Exercise objective
Copy, in full, each line of the material that holds the word "contours".

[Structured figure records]

— START —

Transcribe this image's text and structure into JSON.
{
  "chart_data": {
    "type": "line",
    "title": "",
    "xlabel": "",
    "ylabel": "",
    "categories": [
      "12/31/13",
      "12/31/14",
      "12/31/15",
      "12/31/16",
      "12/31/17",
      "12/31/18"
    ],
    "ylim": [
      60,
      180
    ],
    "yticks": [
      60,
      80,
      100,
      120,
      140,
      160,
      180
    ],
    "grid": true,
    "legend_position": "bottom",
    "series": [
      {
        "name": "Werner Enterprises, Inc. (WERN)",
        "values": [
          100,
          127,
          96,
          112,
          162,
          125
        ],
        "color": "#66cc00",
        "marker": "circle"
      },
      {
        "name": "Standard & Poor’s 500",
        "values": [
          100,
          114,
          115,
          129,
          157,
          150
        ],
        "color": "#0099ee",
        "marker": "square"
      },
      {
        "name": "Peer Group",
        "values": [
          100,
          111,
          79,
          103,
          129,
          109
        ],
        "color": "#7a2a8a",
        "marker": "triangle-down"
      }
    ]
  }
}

— END —
— START —

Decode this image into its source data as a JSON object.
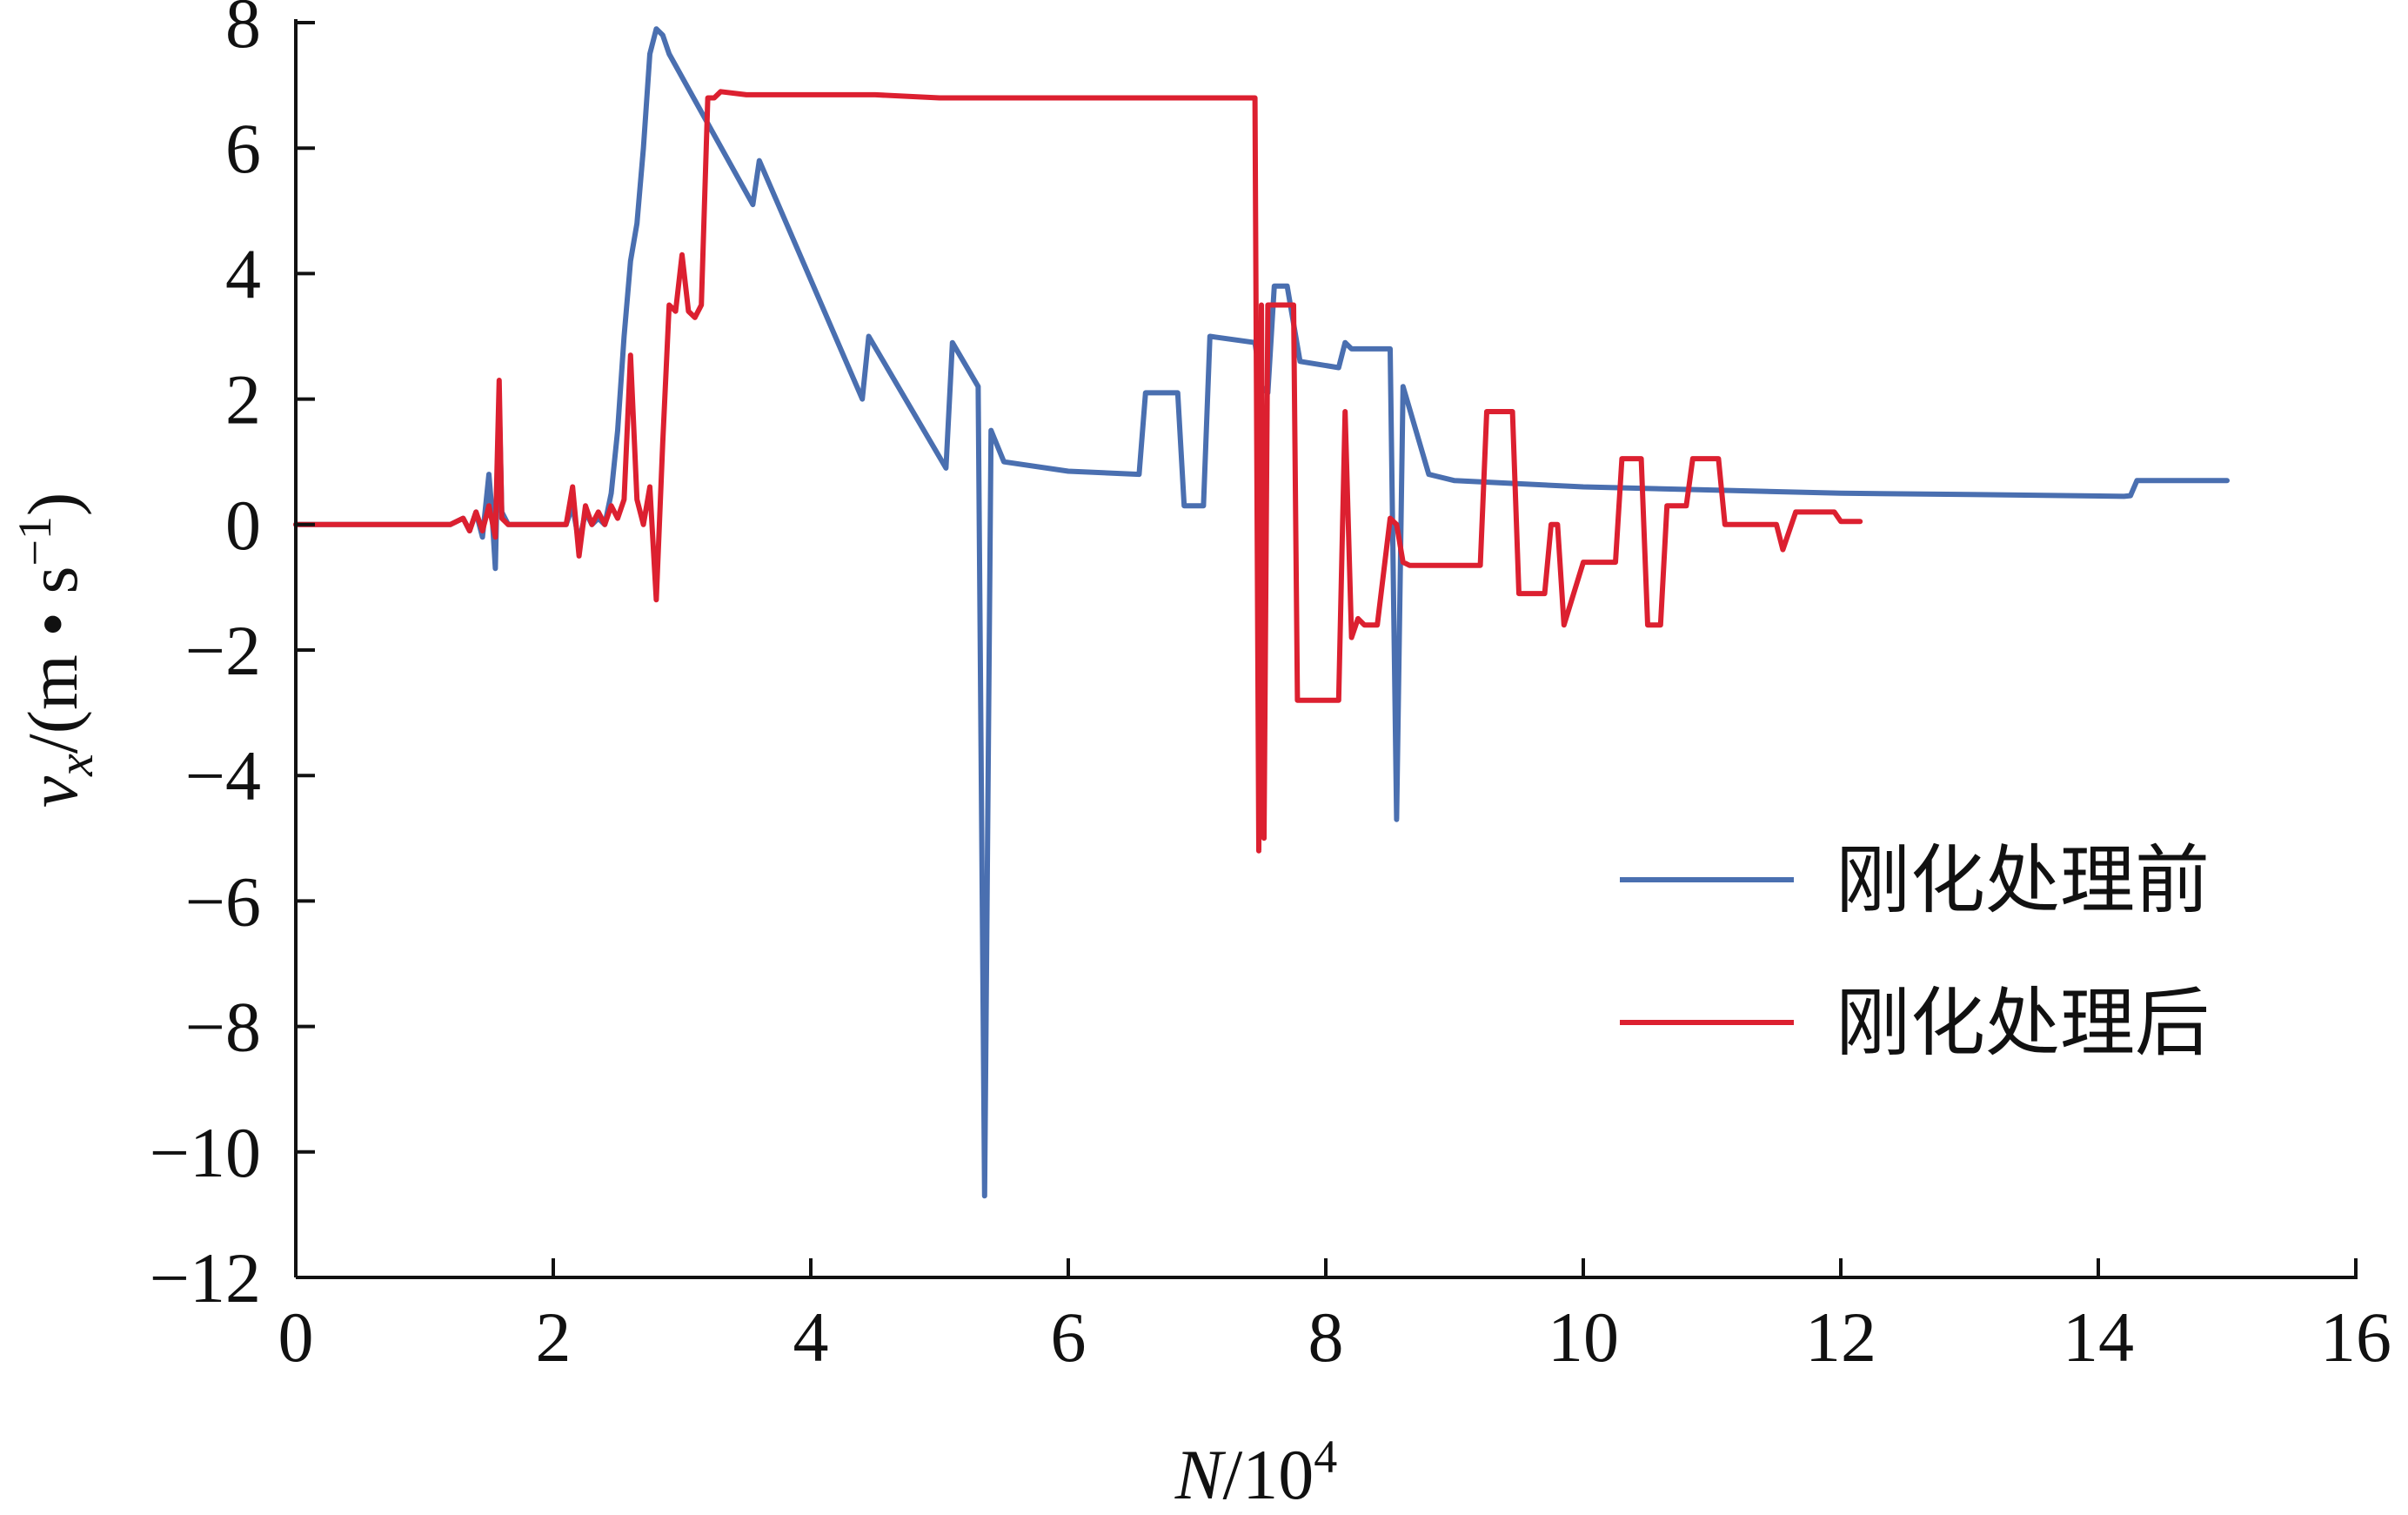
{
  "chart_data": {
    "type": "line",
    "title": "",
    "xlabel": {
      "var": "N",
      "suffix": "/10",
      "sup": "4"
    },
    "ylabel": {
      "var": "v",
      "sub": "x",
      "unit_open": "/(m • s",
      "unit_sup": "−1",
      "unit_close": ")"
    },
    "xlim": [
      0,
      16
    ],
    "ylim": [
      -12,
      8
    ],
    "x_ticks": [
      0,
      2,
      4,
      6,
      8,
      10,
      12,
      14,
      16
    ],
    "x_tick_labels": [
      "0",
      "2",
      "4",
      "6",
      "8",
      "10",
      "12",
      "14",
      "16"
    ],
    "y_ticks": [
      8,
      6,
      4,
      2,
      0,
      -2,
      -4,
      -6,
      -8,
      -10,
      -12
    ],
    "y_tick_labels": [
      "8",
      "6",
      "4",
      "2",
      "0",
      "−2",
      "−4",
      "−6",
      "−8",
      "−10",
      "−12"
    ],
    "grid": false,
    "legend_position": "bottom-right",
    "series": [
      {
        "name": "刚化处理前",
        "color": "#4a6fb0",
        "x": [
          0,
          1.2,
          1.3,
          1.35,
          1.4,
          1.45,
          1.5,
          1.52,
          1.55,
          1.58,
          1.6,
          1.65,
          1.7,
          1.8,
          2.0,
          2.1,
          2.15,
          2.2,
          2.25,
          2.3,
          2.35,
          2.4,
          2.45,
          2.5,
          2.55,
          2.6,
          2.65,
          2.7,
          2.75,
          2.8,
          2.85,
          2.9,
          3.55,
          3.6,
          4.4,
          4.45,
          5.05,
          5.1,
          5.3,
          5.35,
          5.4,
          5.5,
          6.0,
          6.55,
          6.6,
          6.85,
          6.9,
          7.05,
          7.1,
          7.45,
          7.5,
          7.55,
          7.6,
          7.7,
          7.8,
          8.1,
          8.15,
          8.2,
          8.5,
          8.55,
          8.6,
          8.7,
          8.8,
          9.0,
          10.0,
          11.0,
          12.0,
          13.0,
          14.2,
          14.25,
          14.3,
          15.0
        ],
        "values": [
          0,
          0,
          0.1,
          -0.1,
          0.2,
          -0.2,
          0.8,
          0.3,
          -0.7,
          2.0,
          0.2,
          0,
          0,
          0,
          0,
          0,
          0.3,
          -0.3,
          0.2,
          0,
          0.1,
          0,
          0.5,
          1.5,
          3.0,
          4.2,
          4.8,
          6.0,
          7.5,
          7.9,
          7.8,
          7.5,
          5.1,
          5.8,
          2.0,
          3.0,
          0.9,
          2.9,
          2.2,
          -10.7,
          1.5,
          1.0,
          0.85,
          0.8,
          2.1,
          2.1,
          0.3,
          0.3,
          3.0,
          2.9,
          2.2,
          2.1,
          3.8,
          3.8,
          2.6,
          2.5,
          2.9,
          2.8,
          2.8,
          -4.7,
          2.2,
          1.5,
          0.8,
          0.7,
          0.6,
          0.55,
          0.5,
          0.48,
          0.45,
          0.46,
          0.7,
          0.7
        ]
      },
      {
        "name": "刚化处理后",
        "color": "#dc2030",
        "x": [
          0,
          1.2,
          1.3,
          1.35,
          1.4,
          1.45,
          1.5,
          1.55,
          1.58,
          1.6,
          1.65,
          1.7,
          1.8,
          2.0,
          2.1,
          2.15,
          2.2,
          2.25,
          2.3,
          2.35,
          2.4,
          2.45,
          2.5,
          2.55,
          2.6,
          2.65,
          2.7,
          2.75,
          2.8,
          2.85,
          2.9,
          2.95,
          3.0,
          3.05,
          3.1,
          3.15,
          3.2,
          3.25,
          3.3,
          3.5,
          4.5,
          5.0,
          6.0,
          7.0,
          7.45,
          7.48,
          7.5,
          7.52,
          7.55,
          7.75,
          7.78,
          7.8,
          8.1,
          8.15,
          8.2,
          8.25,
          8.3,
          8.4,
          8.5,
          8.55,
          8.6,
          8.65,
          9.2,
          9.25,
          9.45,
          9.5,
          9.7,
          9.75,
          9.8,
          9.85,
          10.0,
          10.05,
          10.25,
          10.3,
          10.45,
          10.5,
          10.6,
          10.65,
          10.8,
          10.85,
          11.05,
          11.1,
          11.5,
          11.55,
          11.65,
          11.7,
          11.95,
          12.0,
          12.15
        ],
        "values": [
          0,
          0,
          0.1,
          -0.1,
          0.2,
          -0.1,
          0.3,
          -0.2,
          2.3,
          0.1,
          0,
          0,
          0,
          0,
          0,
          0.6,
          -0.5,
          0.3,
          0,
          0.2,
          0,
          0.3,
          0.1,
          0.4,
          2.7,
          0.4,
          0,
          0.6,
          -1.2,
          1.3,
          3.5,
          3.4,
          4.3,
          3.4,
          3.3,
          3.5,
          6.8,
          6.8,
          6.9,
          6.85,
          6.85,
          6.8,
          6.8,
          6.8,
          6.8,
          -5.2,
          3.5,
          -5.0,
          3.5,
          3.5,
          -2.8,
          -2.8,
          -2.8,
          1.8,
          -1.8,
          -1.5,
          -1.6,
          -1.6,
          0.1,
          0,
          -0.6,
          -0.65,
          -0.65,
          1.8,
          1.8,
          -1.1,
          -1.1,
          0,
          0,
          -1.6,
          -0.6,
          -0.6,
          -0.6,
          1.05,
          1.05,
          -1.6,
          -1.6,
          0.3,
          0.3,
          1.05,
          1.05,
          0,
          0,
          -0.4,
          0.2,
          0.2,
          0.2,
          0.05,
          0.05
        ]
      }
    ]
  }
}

— END —
— START —

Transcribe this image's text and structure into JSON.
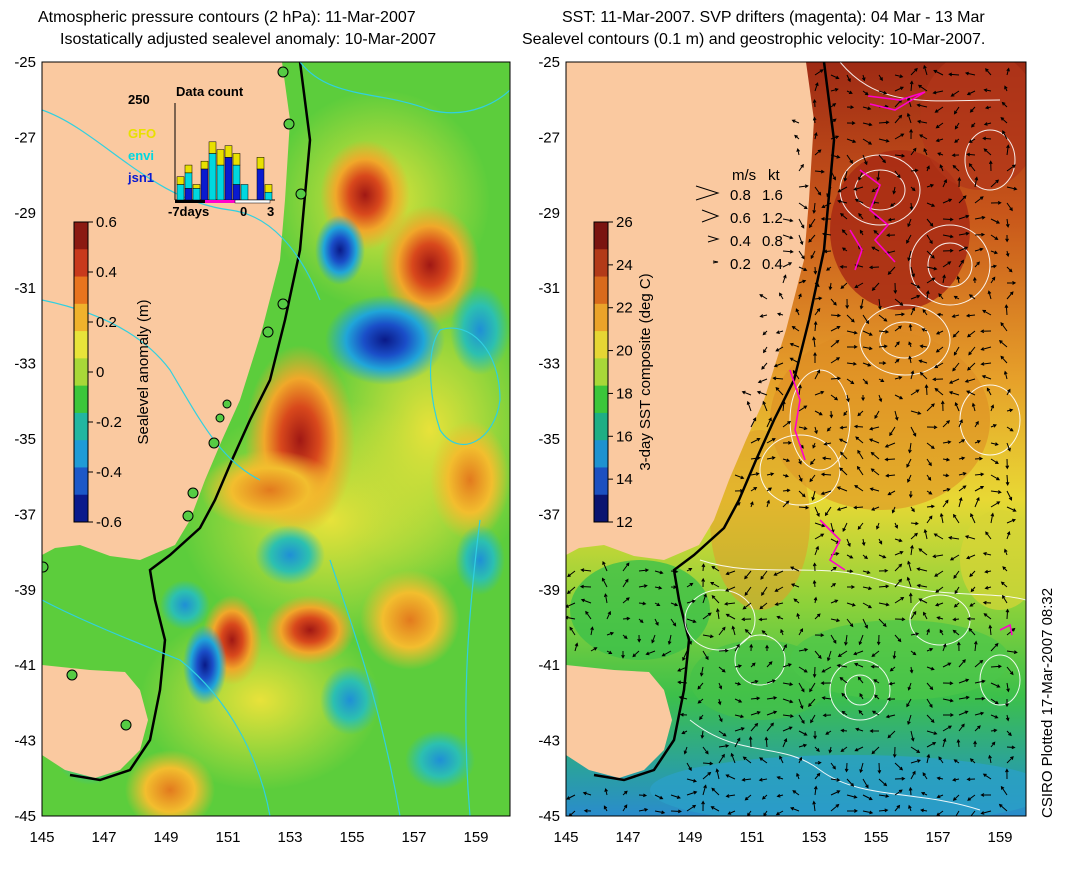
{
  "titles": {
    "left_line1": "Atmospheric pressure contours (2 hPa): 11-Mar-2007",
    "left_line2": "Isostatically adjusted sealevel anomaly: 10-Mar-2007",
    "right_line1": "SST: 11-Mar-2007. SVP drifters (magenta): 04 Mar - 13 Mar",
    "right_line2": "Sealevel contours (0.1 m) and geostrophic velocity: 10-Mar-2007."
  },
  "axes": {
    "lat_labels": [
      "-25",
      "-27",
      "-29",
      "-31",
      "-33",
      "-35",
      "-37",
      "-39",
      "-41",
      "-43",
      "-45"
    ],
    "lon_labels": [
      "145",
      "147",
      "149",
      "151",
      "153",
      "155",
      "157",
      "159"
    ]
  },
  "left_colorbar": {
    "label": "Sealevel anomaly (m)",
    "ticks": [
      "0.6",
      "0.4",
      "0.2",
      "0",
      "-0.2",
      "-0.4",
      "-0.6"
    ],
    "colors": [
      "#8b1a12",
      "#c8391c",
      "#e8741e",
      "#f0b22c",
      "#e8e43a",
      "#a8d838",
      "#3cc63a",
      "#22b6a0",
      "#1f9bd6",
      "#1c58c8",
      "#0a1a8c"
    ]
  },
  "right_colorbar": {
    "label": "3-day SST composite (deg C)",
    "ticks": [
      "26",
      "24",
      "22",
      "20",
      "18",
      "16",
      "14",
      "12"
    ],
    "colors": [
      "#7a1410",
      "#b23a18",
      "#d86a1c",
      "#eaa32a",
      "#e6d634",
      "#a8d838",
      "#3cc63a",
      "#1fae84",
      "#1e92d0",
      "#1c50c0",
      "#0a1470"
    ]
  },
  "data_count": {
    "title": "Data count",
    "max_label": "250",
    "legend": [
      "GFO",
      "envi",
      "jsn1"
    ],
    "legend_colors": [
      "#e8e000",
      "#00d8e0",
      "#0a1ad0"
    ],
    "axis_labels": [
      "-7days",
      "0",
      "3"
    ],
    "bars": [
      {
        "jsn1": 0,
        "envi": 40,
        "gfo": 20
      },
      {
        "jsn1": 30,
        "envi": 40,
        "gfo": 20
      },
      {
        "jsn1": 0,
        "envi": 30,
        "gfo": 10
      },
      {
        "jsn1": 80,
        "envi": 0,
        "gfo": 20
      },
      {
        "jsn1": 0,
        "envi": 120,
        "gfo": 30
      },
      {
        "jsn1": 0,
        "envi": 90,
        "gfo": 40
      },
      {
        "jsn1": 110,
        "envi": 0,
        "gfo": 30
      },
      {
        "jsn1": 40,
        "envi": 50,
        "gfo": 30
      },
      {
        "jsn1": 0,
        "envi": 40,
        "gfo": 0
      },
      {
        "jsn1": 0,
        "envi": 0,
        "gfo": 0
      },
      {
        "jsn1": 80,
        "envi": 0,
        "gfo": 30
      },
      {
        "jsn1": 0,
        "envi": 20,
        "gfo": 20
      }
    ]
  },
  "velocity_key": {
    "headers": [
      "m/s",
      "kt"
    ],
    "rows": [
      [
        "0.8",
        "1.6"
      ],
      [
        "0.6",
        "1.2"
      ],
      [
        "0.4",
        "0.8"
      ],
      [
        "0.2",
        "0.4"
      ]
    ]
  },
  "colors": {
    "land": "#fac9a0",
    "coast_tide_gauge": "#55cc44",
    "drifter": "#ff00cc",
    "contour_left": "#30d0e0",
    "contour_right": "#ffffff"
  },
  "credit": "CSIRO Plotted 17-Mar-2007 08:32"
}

— END —

Final result
    "left_line1": "Atmospheric pressure contours (2 hPa): 11-Mar-2007",
    "right_line2": "Sealevel contours (0.1 m) and geostrophic velocity: 10-Mar-2007."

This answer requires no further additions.